— start of MATERIAL TO PROCESS —

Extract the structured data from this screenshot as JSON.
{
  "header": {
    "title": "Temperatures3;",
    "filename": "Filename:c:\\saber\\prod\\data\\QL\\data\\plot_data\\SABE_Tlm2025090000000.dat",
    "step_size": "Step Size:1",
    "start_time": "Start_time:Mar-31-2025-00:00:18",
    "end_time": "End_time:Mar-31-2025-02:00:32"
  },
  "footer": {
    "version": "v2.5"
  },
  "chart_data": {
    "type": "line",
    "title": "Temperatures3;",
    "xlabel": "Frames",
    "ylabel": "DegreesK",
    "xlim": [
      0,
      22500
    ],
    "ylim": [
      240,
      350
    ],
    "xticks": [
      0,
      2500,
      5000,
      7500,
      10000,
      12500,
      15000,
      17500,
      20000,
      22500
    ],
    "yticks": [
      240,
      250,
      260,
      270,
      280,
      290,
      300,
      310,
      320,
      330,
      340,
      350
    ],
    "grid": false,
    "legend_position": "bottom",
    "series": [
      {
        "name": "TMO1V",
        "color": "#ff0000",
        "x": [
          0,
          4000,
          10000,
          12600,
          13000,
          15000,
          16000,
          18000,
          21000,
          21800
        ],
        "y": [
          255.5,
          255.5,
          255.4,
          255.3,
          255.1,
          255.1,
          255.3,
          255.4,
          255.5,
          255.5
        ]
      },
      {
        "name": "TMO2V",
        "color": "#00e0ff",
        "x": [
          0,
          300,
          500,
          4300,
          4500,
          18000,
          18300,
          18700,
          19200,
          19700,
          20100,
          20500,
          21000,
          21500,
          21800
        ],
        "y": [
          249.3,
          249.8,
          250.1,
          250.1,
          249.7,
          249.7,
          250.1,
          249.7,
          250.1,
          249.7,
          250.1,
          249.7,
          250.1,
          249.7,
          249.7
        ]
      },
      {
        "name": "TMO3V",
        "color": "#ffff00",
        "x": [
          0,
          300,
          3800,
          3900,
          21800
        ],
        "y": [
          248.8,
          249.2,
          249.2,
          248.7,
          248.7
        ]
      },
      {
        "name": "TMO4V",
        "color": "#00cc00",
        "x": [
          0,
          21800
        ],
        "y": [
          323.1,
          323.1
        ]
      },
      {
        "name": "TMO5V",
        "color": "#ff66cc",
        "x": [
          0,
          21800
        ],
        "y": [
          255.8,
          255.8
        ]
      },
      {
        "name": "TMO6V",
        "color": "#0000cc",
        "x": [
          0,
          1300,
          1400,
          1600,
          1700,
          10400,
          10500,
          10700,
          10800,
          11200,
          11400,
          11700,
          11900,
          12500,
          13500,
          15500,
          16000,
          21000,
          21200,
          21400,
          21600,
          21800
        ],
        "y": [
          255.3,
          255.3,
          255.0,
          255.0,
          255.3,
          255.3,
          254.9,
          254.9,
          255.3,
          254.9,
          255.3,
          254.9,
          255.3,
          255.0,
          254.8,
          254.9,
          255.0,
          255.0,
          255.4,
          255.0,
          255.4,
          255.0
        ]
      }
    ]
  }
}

— end of MATERIAL TO PROCESS —

* **GOAL**: Repeat the material above in full, exactly as it stands.

* **FULL SOLUTION**:
Extract the structured data from this screenshot as JSON.
{
  "header": {
    "title": "Temperatures3;",
    "filename": "Filename:c:\\saber\\prod\\data\\QL\\data\\plot_data\\SABE_Tlm2025090000000.dat",
    "step_size": "Step Size:1",
    "start_time": "Start_time:Mar-31-2025-00:00:18",
    "end_time": "End_time:Mar-31-2025-02:00:32"
  },
  "footer": {
    "version": "v2.5"
  },
  "chart_data": {
    "type": "line",
    "title": "Temperatures3;",
    "xlabel": "Frames",
    "ylabel": "DegreesK",
    "xlim": [
      0,
      22500
    ],
    "ylim": [
      240,
      350
    ],
    "xticks": [
      0,
      2500,
      5000,
      7500,
      10000,
      12500,
      15000,
      17500,
      20000,
      22500
    ],
    "yticks": [
      240,
      250,
      260,
      270,
      280,
      290,
      300,
      310,
      320,
      330,
      340,
      350
    ],
    "grid": false,
    "legend_position": "bottom",
    "series": [
      {
        "name": "TMO1V",
        "color": "#ff0000",
        "x": [
          0,
          4000,
          10000,
          12600,
          13000,
          15000,
          16000,
          18000,
          21000,
          21800
        ],
        "y": [
          255.5,
          255.5,
          255.4,
          255.3,
          255.1,
          255.1,
          255.3,
          255.4,
          255.5,
          255.5
        ]
      },
      {
        "name": "TMO2V",
        "color": "#00e0ff",
        "x": [
          0,
          300,
          500,
          4300,
          4500,
          18000,
          18300,
          18700,
          19200,
          19700,
          20100,
          20500,
          21000,
          21500,
          21800
        ],
        "y": [
          249.3,
          249.8,
          250.1,
          250.1,
          249.7,
          249.7,
          250.1,
          249.7,
          250.1,
          249.7,
          250.1,
          249.7,
          250.1,
          249.7,
          249.7
        ]
      },
      {
        "name": "TMO3V",
        "color": "#ffff00",
        "x": [
          0,
          300,
          3800,
          3900,
          21800
        ],
        "y": [
          248.8,
          249.2,
          249.2,
          248.7,
          248.7
        ]
      },
      {
        "name": "TMO4V",
        "color": "#00cc00",
        "x": [
          0,
          21800
        ],
        "y": [
          323.1,
          323.1
        ]
      },
      {
        "name": "TMO5V",
        "color": "#ff66cc",
        "x": [
          0,
          21800
        ],
        "y": [
          255.8,
          255.8
        ]
      },
      {
        "name": "TMO6V",
        "color": "#0000cc",
        "x": [
          0,
          1300,
          1400,
          1600,
          1700,
          10400,
          10500,
          10700,
          10800,
          11200,
          11400,
          11700,
          11900,
          12500,
          13500,
          15500,
          16000,
          21000,
          21200,
          21400,
          21600,
          21800
        ],
        "y": [
          255.3,
          255.3,
          255.0,
          255.0,
          255.3,
          255.3,
          254.9,
          254.9,
          255.3,
          254.9,
          255.3,
          254.9,
          255.3,
          255.0,
          254.8,
          254.9,
          255.0,
          255.0,
          255.4,
          255.0,
          255.4,
          255.0
        ]
      }
    ]
  }
}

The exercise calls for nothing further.